A escolha da ministra Cármen Lúcia para relatar o Código de Conduta do STF (Supremo Tribunal Federal) não foi por acaso.
Ainda em 2023, a magistrada votou a favor de uma ADI (Ação Direta de Inconstitucionalidade) que ampliava o impedimento de juízes em casos que houvesse familiares atuando em uma das partes.
A medida previa, basicamente, que os juízes não poderiam atuar quando a parte interessada tivesse relação com escritórios de advocacia de cônjuge, companheiro ou parente de sangue até o terceiro grau, mesmo que a parte fosse representada por advogado de outro escritório.
Na ocasião, entretanto, a ministra foi voto vencido na Corte, ao lado dos ministros Edson Fachin — atual presidente do STF que deseja deixar o Código de Conduta como legado de sua gestão—, Luís Roberto Barroso e Rosa Weber.

* _Explore o material_:
1. Reproduza o trecho do texto sobre o Código de Conduta do STF que vai de "A escolha da" até "de outro escritório.".
2. Dê continuidade ao texto sobre o Código de Conduta do STF a partir da última frase apresentada.

* _Dados registrados_:

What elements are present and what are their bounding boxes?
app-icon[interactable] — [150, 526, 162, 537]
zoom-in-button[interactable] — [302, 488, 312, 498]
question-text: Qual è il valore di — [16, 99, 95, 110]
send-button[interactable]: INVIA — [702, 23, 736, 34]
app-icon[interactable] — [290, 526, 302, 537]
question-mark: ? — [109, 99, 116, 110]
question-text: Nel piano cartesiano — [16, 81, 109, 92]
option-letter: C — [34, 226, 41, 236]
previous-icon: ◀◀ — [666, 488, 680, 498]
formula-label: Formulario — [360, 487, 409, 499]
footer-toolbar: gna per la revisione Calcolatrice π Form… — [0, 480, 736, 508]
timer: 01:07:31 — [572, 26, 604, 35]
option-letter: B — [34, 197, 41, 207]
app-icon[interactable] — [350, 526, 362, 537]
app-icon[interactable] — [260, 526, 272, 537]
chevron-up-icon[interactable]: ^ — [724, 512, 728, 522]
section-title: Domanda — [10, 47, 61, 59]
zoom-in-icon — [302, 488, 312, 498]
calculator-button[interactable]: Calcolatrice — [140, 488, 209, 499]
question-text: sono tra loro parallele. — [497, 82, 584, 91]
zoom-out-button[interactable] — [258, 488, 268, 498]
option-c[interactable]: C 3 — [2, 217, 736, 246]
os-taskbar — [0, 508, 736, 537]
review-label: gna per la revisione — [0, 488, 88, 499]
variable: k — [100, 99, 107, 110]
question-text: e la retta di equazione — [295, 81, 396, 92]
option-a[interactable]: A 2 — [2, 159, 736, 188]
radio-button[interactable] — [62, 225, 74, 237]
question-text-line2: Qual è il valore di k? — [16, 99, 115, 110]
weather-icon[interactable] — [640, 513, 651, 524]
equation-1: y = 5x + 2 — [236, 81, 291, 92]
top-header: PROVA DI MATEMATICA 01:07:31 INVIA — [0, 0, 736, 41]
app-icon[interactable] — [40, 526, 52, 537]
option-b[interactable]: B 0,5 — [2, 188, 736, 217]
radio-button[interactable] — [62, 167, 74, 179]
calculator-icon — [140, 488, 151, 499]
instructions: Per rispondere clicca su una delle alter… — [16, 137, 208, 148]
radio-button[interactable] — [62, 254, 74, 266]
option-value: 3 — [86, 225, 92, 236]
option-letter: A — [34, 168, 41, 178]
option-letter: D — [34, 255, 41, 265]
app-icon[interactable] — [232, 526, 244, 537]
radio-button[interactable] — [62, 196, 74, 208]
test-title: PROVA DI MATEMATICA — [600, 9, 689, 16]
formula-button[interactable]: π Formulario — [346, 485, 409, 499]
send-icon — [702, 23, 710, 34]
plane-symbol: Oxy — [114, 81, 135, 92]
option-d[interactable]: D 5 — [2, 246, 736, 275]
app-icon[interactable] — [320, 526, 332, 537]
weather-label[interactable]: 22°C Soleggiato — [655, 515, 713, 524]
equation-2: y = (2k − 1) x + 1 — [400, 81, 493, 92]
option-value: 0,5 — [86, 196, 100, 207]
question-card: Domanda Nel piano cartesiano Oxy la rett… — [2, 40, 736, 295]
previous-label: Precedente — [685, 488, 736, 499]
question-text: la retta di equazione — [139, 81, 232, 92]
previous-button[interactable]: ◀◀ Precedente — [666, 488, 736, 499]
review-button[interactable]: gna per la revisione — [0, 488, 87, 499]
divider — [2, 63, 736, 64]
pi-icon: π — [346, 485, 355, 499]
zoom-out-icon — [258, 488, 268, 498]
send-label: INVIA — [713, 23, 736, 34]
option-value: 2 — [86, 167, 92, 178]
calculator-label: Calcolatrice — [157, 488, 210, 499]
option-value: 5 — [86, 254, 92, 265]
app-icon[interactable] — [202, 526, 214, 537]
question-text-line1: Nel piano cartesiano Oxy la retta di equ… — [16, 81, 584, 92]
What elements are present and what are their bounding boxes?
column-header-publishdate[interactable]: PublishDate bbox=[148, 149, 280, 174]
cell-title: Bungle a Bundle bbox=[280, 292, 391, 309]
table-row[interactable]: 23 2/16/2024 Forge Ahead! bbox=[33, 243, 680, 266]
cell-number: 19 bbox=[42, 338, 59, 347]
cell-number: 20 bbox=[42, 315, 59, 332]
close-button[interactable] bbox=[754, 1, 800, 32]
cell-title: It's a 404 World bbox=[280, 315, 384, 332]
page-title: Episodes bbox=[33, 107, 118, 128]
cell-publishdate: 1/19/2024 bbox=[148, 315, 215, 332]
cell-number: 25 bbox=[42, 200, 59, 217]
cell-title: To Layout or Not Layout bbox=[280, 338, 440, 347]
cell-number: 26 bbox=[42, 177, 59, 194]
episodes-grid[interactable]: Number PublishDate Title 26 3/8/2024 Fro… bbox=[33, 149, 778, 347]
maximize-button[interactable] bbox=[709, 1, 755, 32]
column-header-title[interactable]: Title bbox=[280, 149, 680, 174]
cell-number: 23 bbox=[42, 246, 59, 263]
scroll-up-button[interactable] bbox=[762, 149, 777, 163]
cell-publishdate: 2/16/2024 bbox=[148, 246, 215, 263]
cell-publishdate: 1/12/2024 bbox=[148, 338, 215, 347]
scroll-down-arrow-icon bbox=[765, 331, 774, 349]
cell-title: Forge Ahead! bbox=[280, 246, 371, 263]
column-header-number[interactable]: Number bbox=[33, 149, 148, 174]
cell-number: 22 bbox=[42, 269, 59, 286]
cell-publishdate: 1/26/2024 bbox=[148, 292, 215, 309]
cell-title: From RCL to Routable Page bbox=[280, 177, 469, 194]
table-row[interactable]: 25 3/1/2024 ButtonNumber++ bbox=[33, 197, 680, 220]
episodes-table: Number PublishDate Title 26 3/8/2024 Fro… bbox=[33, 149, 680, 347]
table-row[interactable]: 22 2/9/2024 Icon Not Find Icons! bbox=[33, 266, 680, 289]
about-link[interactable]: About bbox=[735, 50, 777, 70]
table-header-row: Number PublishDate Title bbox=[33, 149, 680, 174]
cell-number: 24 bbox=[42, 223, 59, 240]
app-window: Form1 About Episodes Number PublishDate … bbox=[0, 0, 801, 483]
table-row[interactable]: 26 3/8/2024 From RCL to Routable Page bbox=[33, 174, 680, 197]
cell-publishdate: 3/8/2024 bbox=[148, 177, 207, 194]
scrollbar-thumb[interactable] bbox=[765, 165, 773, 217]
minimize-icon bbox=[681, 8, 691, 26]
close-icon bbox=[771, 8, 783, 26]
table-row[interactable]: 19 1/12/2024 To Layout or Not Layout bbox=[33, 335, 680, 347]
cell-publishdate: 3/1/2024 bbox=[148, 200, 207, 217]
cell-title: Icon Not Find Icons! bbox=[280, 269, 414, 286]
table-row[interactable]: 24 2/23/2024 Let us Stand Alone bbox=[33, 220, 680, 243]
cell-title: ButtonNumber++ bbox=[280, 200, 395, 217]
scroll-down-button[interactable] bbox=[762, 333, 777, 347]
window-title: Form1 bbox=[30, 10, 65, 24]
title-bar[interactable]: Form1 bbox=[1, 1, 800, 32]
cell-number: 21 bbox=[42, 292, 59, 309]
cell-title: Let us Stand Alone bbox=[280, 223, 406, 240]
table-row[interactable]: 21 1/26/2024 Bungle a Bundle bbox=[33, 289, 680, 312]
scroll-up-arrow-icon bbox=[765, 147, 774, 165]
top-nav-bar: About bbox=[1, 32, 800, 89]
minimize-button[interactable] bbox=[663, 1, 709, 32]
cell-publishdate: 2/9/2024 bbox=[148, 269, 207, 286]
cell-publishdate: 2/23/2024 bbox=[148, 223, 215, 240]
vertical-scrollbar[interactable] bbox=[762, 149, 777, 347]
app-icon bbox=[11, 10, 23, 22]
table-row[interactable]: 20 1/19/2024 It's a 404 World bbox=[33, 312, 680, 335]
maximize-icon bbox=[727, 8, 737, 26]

* _Respostas das atividades_:
1.
A escolha da ministra Cármen Lúcia para relatar o Código de Conduta do STF (Supremo Tribunal Federal) não foi por acaso.
Ainda em 2023, a magistrada votou a favor de uma ADI (Ação Direta de Inconstitucionalidade) que ampliava o impedimento de juízes em casos que houvesse familiares atuando em uma das partes.
A medida previa, basicamente, que os juízes não poderiam atuar quando a parte interessada tivesse relação com escritórios de advocacia de cônjuge, companheiro ou parente de sangue até o terceiro grau, mesmo que a parte fosse representada por advogado de outro escritório.

2.
O voto de Fachin, na época, ressaltou que “o juiz deve dar o exemplo” e a conduta dos magistrados “tanto em público como em privado, deve espelhar a confiança que a população deposita no direito máximo que se tem em uma democracia, isto é, o acesso à justiça”.
“O parâmetro de um observador imparcial deve também nortear a atuação do magistrado quando se cuida de definir a independência de sua atuação. A independência que o membro do poder judiciário carrega na condição de representante do poder judicial não é apenas ter autonomia em relação aos demais poderes e em relação à sociedade em geral”, afirmou à época.